Work out how many lines in the data hold the word "JSON", and reply with that number only.

■ PROVIDED MATERIAL:

»»

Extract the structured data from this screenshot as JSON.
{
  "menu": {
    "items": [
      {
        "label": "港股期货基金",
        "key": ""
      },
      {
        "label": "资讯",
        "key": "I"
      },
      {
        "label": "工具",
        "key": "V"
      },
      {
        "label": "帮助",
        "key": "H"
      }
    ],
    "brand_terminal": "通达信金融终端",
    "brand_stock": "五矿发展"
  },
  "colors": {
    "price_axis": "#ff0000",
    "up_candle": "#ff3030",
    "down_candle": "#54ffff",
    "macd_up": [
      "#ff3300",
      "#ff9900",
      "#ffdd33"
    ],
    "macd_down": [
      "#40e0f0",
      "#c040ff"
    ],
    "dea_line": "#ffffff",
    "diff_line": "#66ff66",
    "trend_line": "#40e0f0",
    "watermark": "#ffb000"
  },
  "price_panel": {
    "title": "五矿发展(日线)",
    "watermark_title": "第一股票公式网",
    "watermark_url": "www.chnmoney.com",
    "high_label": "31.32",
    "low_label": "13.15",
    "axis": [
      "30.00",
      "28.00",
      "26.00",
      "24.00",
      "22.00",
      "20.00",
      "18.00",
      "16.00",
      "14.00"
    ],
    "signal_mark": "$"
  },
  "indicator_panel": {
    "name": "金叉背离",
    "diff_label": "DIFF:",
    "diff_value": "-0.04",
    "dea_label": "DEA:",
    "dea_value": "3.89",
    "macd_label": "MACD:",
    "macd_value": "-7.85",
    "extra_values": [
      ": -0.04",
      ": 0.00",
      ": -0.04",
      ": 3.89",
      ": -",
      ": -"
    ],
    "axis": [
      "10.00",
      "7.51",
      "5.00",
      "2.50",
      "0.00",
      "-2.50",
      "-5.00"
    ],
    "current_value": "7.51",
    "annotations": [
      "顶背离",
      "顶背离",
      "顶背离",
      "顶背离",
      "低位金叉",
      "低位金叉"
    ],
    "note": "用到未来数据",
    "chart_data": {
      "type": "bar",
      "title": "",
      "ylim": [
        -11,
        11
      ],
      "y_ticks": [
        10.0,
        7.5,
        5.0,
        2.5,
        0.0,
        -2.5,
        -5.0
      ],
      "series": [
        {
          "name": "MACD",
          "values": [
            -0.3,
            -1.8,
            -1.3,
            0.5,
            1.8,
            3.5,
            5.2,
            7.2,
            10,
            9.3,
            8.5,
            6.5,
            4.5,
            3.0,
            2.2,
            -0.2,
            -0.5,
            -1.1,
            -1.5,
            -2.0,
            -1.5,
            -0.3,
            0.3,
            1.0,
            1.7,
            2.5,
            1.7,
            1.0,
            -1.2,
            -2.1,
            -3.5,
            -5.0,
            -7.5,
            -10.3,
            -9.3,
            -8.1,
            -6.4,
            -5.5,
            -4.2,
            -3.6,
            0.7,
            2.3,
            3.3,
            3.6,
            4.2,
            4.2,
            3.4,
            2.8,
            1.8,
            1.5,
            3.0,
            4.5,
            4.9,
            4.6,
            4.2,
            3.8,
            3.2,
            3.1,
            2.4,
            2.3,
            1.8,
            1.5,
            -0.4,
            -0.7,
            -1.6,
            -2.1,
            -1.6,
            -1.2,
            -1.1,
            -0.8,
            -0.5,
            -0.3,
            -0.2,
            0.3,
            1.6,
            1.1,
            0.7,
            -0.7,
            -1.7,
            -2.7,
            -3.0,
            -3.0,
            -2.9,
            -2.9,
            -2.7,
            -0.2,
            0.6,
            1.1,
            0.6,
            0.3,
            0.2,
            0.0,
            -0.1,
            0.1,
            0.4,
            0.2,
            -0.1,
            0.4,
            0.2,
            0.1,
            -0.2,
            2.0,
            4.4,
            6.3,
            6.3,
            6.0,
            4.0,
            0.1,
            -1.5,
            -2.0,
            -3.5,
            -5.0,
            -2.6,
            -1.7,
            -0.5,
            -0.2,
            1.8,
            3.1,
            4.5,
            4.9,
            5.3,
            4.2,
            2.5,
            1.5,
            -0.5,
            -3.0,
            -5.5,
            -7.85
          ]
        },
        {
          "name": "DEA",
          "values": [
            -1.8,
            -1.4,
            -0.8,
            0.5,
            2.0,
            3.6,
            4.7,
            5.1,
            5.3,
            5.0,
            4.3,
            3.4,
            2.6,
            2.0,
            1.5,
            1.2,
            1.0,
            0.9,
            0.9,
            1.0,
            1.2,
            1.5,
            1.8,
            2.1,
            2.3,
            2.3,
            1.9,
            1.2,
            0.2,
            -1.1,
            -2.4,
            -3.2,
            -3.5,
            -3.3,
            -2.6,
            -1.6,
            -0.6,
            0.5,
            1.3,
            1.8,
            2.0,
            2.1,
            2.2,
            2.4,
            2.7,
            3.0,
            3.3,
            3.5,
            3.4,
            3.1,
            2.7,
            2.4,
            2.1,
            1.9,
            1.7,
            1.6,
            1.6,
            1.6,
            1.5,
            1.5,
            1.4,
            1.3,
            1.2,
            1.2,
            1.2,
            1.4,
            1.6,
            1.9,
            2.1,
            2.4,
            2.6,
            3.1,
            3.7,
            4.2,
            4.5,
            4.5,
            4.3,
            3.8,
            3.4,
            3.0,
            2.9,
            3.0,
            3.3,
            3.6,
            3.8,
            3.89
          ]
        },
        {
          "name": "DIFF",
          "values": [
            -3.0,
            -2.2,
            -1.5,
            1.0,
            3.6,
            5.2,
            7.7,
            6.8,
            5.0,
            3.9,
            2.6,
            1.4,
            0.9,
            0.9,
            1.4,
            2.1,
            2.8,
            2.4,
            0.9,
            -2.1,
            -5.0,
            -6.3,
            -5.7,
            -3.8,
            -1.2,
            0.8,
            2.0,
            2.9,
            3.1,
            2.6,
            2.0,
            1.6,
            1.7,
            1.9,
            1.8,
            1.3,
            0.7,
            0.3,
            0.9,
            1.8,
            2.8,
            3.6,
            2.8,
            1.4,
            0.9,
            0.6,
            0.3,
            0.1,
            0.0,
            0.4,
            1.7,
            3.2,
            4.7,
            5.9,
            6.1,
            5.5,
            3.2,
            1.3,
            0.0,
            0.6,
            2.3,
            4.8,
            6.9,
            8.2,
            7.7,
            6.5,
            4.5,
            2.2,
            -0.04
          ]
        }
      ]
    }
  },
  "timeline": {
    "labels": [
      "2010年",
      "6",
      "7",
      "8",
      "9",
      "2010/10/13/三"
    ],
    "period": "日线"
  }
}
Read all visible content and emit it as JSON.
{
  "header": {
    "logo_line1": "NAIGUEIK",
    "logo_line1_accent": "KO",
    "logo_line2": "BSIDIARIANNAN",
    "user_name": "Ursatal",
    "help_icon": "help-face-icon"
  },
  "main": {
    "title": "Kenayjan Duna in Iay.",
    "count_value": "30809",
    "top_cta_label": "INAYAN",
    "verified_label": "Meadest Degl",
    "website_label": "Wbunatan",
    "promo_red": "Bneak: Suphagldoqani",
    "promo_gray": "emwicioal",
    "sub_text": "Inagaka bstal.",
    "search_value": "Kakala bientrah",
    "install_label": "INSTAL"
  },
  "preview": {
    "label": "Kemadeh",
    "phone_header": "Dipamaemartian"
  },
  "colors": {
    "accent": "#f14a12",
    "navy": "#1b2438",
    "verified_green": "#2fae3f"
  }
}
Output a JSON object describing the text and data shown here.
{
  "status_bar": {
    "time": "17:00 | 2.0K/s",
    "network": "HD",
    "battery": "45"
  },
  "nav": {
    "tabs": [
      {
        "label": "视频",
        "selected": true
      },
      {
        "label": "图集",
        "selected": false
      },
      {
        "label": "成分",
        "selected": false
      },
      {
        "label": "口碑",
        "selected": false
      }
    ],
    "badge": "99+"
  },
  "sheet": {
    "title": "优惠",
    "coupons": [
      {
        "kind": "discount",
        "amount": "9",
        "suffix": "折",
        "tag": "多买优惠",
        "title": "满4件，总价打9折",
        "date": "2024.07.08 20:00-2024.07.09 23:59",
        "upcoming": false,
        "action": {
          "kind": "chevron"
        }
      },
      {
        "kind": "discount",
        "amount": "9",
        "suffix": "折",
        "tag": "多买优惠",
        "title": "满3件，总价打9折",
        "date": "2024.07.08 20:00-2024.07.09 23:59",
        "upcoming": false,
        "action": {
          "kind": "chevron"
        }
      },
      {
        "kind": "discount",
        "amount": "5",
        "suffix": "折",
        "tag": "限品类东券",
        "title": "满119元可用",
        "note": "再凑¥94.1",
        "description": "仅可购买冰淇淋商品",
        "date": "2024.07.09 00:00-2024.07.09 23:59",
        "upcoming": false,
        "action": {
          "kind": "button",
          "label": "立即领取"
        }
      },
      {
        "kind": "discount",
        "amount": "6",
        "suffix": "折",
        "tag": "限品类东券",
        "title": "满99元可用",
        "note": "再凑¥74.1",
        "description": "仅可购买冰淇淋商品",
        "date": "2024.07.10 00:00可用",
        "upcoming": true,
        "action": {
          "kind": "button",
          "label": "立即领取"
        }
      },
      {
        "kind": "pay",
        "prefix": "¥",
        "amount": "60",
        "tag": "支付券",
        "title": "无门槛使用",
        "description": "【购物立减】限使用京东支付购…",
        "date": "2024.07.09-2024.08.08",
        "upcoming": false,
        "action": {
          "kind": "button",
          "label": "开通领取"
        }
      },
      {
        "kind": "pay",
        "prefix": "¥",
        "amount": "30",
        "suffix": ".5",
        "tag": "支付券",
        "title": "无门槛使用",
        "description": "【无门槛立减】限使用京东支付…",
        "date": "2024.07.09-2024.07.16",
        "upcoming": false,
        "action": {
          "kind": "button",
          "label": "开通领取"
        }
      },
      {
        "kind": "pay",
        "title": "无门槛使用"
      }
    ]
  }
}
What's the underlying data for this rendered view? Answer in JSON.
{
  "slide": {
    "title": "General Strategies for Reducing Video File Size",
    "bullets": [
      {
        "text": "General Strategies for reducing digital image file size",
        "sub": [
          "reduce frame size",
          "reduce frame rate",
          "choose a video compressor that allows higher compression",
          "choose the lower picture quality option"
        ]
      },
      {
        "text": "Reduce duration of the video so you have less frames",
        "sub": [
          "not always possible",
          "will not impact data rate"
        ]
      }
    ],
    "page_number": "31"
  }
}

««

■ TASK ANSWER: 4